REQUESTS:
1. According to the court order, for how many days was the petitioner placed on no-visit status?
2. Copy the court order word for word from "ORDER RE: MAGISTRATE" to "Civ. P. 72(b)(3).".
3. Write the next part of the court order on the habeas petition, starting after its last sentence.

EXTRACT PROVIDED:
MARVIN DEAN NOOR, PETITIONER,
v.
M. MARTELL, WARDEN (A), RESPONDENT.



ORDER RE: MAGISTRATE JUDGE'S FINDINGS AND RECOMMENDATIONS

Based on a prison disciplinary action taken against him, petitioner Marvin Dean Noor filed this petition for writ of habeas corpus pursuant to 28 U.S.C. § 2254. As petitioner is a state prisoner proceeding pro se, his case was referred to a United States Magistrate Judge pursuant to § 636(b)(1)(B) and Local General Order No. 262. On April 30, 2009, the Magistrate Judge recommended that the court deny respondent's motion to dismiss petitioner's habeas action as moot. Respondent filed timely objections, and the court now reviews the Magistrate Judge's Findings and Recommendations de novo. 28 U.S.C. § 636(b)(1)(C); Fed. R. Civ. P. 72(b)(3).

In 1980, petitioner plead guilty to first-degree murder and was sentenced to life imprisonment with the possibility of parole. (Habeas Pet. ¶ 4.) Petitioner has been eligible for parole since 1993 but has been denied parole six times, including the most recent denial in October 2005. (Resp't's Mem. Ex. B.) In July 2006, petitioner was charged with the rules violation of "Inappropriate Conduct in the Visiting Room" based on his alleged "excessive contact" with his wife during a supervised visit. (Id. Ex. A at 3-4.) Although petitioner denied the charges, he was found guilty and, as a consequence, was placed on "no-visit" status for ninety days and assessed thirty days "loss of behavioral credit." (Id.) After exhausting his administrative and state judicial remedies, petitioner filed this habeas action, seeking to expunge the 2006 prison disciplinary action and findings from his record. (Habeas Pet. ¶¶ 10-13.) Respondent now moves to dismiss petitioner's action as moot because the no-visit status has long since expired and the loss of the behavioral credit will not impact petitioner's duration of confinement.

EXCERPTED DATA:
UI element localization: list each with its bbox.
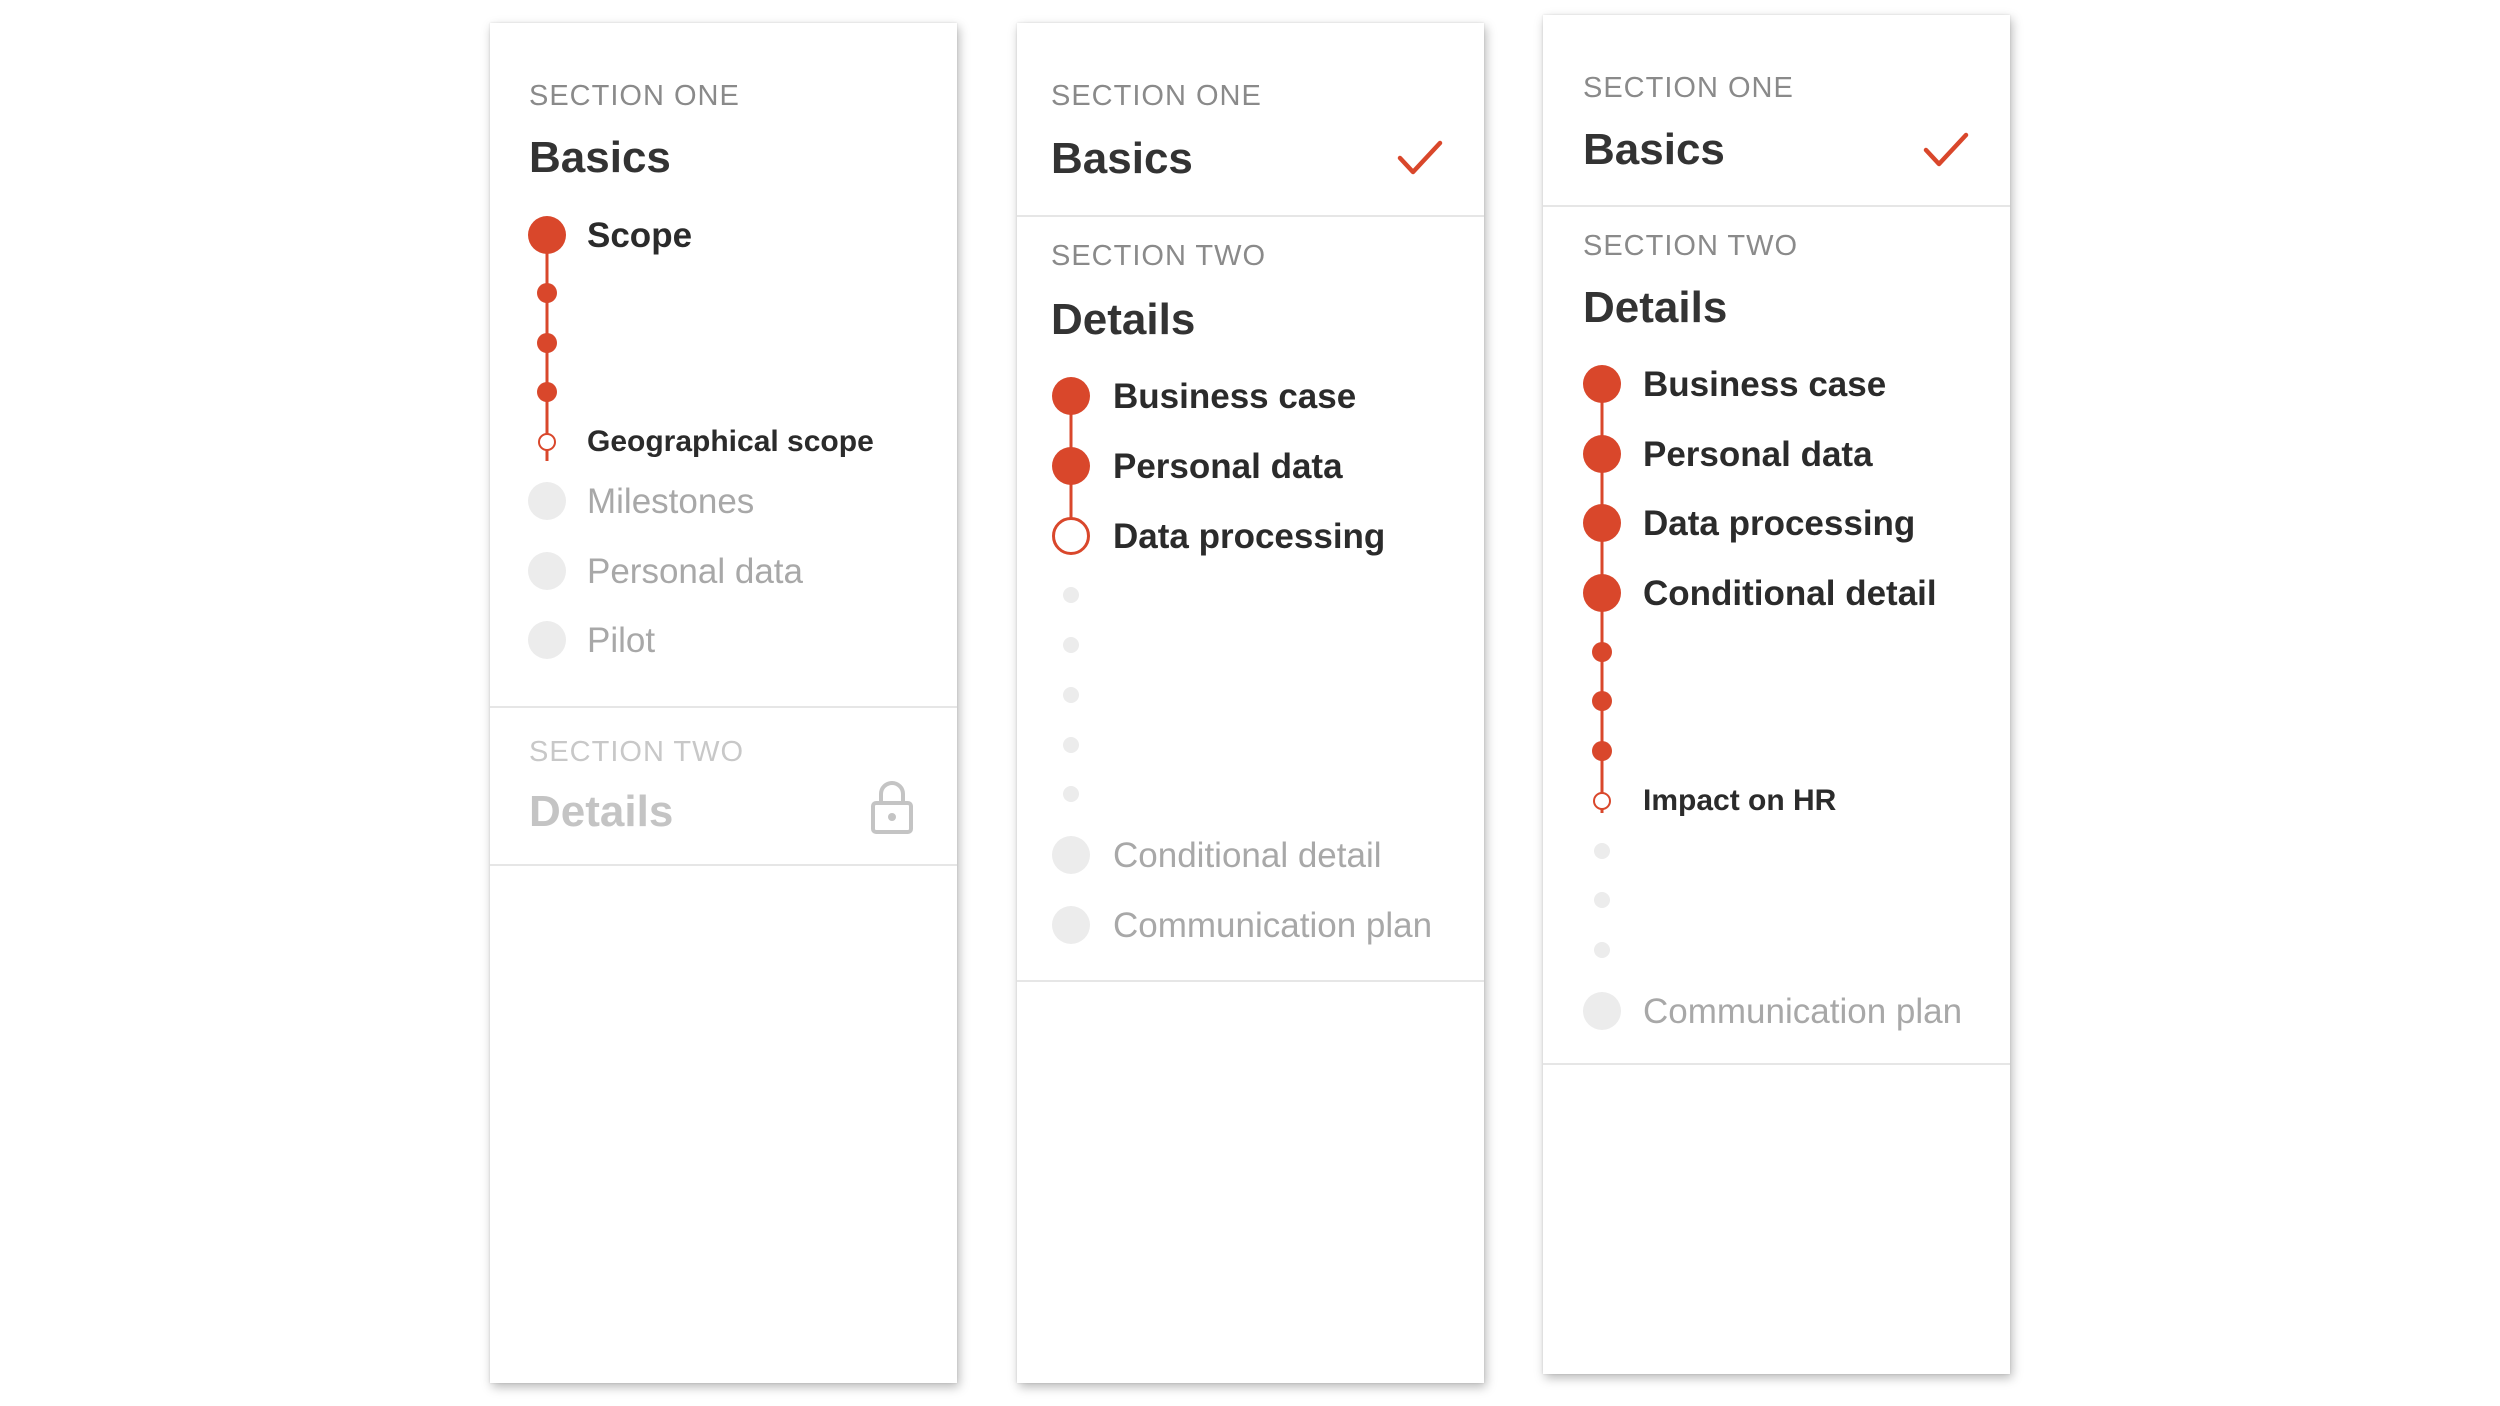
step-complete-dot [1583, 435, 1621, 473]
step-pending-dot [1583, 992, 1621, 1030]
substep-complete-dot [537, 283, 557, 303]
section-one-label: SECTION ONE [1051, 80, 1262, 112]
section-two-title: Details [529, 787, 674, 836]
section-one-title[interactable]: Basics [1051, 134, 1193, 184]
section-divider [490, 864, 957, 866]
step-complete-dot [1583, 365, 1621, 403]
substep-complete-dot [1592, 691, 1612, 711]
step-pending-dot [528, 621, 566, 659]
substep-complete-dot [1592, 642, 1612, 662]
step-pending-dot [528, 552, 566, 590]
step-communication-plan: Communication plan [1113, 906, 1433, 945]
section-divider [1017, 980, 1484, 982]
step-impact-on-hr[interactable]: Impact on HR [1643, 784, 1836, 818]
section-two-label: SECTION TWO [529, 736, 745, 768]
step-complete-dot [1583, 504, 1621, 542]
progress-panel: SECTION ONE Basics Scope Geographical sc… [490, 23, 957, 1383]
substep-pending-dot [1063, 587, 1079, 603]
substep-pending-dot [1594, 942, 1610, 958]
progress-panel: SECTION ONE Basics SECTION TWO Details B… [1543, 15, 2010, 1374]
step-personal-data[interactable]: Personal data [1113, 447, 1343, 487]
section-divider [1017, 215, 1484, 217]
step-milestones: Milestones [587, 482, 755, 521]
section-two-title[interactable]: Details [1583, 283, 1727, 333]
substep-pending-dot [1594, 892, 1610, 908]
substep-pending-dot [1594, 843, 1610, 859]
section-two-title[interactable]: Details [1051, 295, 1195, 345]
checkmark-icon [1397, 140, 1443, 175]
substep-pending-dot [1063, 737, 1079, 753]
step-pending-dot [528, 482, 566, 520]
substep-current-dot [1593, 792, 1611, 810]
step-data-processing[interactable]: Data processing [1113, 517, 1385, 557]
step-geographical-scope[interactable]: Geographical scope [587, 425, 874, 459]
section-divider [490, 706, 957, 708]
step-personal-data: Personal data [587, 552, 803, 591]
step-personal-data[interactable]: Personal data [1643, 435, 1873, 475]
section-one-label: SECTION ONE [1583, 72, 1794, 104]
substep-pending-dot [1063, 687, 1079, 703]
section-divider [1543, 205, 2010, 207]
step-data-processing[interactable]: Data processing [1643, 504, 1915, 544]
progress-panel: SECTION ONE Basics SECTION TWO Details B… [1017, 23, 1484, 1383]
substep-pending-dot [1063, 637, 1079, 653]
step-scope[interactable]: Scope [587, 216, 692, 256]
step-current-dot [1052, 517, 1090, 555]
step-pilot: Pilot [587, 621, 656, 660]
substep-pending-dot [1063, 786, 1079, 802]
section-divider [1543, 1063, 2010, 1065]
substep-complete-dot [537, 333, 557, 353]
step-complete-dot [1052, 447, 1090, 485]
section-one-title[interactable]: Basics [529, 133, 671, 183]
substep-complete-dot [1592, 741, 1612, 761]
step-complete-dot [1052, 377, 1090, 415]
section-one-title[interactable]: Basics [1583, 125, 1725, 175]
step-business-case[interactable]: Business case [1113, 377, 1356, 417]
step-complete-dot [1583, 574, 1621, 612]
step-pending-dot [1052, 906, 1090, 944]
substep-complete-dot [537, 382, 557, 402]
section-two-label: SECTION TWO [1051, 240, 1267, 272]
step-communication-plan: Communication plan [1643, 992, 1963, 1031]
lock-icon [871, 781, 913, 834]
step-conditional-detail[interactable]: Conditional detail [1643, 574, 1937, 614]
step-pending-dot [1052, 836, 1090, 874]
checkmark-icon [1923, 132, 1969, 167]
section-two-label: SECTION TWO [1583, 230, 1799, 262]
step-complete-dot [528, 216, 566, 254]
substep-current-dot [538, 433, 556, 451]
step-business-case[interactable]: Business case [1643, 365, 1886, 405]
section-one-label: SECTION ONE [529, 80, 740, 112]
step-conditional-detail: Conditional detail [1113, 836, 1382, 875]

THE REPLIES:
1. Ninety days.

2.
ORDER RE: MAGISTRATE JUDGE'S FINDINGS AND RECOMMENDATIONS

Based on a prison disciplinary action taken against him, petitioner Marvin Dean Noor filed this petition for writ of habeas corpus pursuant to 28 U.S.C. § 2254. As petitioner is a state prisoner proceeding pro se, his case was referred to a United States Magistrate Judge pursuant to § 636(b)(1)(B) and Local General Order No. 262. On April 30, 2009, the Magistrate Judge recommended that the court deny respondent's motion to dismiss petitioner's habeas action as moot. Respondent filed timely objections, and the court now reviews the Magistrate Judge's Findings and Recommendations de novo. 28 U.S.C. § 636(b)(1)(C); Fed. R. Civ. P. 72(b)(3).

3.
In determining that petitioner's claim is not moot, the Magistrate Judge relied on Bostic v. Carlson, 884 F.2d 1267 (9th Cir. 1989), which held that "[h]abeas corpus jurisdiction [] exists when a petitioner seeks expungement of a disciplinary finding from his record if expungement is likely to accelerate the prisoner's eligibility for parole." Id. at 1269. Fifteen years after Bostic, the Ninth Circuit explained that the use of the term "likely" was intended to identify "claims with a sufficient nexus to the length of imprisonment so as to implicate, but not fall squarely within, the 'core' challenges identified by the [Supreme Court in] Preiser" v. Rodriguez, 411 U.S. 475 (1973). Docken v. Chase, 393 F.3d 1024, 1031 (9th Cir. 2004); see Preiser, 411 U.S. at 487-89 (identifying claims that are "within the core of habeas corpus" as those that attack "the very duration of [a prisoner's] physical confinement" by seeking immediate release from or a reduction in the length of confinement).

As mootness was not at issue in Bostic, its standard of allowing habeas jurisdiction when "expungement is likely to accelerate the prisoner's eligibility for parole" must be considered in light of precedent that directly addresses the issue before the court: whether petitioner's claim is now moot.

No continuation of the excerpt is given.